§ Task details: Only the number is wanted: count the lines that contain "female".

§ Entries:
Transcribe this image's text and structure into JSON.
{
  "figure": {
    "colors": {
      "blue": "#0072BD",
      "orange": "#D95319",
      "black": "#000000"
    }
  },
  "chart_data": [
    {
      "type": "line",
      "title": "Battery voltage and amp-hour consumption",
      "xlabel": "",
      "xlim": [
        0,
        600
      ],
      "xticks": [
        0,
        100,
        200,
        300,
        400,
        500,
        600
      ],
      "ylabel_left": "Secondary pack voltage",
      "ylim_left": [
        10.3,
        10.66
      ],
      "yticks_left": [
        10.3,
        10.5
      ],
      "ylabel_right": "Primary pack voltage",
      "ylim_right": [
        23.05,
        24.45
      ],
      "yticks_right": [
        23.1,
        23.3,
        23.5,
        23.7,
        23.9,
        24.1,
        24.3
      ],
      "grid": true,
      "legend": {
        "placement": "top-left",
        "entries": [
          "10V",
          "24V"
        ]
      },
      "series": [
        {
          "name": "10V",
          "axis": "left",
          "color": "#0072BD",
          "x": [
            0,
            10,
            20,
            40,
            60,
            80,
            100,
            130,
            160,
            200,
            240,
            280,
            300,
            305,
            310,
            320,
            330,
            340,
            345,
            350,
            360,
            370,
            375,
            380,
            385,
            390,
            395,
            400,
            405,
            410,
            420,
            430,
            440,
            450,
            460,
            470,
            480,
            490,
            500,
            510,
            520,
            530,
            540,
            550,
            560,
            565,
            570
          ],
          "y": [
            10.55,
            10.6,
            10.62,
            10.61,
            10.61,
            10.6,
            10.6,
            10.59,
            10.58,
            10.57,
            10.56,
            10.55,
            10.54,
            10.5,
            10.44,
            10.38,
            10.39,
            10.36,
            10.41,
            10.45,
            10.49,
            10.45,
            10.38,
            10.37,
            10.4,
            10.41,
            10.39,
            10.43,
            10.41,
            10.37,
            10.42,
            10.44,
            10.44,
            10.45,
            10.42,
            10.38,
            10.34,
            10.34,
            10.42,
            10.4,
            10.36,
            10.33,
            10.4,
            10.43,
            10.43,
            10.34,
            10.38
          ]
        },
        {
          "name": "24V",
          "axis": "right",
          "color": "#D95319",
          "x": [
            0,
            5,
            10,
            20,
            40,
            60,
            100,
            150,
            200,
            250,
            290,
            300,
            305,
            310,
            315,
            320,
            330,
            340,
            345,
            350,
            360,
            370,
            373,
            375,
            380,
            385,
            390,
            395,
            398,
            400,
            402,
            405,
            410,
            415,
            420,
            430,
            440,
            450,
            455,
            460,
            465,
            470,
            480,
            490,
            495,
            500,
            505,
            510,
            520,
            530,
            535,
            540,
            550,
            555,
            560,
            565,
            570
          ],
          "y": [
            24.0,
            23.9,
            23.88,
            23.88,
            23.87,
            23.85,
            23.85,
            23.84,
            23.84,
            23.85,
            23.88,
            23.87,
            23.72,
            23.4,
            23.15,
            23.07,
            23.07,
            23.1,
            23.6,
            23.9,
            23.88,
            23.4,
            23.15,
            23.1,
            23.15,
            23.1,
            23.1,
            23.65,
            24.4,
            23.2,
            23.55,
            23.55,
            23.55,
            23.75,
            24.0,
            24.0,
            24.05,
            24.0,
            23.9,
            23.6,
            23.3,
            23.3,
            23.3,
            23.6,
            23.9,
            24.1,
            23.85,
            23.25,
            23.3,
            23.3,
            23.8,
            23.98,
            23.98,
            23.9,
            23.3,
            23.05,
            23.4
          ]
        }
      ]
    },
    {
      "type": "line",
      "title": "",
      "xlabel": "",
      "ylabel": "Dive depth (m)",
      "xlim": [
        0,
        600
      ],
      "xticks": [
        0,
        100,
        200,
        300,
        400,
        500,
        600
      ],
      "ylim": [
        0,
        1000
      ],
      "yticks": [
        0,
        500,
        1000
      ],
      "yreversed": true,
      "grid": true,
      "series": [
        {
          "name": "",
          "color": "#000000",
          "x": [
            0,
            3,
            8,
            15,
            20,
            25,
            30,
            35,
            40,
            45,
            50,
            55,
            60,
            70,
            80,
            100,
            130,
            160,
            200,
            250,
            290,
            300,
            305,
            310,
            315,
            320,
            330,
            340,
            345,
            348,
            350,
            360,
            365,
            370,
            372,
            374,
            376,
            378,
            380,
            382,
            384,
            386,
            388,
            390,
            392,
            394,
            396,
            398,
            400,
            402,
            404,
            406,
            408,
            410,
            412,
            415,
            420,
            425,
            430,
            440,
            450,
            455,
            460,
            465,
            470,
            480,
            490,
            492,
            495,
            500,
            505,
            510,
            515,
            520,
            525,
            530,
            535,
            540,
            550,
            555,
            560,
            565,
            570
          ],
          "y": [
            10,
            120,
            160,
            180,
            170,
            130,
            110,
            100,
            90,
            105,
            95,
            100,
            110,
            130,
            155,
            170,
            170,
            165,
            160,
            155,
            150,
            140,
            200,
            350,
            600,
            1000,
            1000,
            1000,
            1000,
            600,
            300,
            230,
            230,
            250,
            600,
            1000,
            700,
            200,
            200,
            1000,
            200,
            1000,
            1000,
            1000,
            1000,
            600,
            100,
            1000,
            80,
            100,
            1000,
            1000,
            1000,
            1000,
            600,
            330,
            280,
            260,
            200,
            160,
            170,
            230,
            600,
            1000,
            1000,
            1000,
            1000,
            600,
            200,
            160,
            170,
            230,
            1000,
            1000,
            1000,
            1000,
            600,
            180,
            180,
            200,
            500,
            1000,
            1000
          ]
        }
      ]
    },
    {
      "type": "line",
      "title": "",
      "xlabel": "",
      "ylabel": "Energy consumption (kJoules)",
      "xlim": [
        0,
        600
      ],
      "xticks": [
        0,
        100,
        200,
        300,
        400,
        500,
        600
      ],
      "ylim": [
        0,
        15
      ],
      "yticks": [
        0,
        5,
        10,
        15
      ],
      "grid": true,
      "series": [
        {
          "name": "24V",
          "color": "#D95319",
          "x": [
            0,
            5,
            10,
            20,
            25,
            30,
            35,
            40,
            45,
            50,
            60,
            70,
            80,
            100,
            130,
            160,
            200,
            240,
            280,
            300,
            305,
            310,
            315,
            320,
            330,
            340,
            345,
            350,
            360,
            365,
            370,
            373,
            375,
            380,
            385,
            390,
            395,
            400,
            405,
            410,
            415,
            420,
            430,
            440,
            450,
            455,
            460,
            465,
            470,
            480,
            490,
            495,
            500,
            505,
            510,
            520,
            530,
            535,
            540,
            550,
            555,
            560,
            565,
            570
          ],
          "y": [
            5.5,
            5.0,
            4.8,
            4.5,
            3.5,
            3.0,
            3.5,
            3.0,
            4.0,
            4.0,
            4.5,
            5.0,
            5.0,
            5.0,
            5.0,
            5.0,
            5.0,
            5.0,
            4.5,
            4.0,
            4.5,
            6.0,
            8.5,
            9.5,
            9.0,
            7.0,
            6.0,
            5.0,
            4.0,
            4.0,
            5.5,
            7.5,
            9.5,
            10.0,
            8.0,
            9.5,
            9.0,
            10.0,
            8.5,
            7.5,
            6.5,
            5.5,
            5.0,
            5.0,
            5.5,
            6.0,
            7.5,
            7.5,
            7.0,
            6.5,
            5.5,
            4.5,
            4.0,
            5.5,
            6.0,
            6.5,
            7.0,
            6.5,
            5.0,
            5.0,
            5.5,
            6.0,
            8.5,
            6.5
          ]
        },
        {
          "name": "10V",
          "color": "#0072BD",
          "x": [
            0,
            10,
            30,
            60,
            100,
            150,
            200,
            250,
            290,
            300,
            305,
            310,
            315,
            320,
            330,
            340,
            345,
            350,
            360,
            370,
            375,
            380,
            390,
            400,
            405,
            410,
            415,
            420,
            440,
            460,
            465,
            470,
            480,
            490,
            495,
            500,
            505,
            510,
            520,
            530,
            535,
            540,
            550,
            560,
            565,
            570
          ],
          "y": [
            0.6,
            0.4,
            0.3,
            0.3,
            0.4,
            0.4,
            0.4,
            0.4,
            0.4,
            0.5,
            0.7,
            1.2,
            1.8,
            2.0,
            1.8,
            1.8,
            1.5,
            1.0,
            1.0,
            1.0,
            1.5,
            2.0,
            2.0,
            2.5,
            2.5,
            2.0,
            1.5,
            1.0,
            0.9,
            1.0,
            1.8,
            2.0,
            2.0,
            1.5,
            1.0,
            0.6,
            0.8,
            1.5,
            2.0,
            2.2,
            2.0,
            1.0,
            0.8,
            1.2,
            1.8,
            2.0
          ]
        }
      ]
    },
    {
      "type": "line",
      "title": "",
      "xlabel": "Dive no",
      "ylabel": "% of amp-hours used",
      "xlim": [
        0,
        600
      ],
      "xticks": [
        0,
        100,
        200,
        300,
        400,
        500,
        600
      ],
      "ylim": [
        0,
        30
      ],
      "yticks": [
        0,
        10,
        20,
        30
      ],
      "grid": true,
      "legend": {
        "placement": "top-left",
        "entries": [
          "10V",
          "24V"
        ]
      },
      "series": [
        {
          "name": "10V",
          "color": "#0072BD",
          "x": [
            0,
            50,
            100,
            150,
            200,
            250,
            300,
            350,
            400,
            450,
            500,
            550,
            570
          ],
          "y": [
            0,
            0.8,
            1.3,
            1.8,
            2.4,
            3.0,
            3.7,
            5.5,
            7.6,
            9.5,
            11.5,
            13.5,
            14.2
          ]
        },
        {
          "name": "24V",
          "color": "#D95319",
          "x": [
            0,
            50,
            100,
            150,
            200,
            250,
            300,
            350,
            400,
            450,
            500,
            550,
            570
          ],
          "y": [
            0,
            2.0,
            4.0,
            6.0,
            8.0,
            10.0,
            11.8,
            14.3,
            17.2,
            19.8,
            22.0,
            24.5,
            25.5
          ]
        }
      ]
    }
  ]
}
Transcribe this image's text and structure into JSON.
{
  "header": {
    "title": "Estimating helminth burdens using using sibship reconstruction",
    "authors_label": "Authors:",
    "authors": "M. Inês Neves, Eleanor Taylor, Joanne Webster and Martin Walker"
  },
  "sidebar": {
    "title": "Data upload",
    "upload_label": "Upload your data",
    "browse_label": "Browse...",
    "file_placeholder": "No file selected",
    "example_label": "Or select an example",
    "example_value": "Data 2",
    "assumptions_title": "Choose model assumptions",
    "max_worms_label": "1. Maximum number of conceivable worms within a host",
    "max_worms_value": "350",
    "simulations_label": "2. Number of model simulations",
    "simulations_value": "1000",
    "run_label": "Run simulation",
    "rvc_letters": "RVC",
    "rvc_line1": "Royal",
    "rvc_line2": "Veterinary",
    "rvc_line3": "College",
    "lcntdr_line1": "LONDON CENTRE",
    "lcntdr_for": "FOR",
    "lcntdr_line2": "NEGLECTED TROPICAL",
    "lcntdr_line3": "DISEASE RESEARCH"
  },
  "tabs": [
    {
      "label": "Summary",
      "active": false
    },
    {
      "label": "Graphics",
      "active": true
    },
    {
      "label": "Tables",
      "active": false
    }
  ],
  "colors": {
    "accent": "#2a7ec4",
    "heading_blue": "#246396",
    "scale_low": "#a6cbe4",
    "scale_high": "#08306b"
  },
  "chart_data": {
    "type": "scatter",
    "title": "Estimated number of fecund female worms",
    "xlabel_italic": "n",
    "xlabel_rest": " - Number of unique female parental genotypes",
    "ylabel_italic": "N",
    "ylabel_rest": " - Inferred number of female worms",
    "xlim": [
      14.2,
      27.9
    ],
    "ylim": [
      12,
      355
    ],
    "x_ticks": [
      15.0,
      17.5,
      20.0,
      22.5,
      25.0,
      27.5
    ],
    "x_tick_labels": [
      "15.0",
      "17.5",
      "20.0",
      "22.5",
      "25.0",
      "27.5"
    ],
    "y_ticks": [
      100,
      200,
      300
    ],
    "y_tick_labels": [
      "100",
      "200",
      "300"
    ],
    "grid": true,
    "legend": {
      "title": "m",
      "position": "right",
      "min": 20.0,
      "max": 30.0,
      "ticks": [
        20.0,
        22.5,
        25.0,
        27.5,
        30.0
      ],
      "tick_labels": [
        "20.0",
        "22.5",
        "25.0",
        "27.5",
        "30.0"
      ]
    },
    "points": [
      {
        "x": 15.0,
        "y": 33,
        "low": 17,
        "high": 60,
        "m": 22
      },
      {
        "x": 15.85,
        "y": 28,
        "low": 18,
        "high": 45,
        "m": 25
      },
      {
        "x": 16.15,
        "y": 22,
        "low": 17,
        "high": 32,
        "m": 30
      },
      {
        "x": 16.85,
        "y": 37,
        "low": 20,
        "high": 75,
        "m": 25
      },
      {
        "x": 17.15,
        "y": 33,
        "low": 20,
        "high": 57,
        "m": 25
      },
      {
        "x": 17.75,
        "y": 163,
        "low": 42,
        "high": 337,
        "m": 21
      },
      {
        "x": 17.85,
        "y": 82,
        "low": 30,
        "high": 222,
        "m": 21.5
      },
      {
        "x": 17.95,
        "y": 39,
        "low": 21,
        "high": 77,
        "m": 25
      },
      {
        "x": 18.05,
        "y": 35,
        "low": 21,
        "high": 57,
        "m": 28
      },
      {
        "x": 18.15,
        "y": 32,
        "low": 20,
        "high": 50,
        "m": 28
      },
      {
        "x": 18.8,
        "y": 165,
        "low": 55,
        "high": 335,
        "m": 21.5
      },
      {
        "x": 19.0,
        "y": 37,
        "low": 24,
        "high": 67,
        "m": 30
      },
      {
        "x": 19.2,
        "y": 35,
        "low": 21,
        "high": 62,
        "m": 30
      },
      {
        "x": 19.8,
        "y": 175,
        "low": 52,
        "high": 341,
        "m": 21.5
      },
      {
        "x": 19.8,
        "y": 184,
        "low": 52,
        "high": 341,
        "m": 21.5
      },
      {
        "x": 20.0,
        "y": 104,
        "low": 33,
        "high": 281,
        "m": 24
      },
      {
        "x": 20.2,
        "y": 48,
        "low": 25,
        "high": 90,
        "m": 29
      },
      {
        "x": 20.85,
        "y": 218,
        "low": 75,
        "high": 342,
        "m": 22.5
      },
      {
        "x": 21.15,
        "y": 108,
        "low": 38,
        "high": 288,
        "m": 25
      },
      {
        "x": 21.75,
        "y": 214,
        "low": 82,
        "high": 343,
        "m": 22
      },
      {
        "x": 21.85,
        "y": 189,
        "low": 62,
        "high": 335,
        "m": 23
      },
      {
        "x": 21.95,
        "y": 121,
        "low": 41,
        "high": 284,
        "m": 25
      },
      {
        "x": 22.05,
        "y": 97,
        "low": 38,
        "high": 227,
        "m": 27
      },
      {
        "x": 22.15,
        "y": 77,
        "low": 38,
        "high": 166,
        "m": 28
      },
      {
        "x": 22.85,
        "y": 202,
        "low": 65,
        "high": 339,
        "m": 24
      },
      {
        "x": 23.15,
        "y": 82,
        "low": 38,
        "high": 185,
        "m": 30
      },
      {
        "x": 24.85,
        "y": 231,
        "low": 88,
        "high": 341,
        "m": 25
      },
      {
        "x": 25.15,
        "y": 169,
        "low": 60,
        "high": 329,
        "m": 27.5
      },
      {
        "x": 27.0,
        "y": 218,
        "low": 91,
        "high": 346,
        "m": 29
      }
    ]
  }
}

§ Exercise output: 3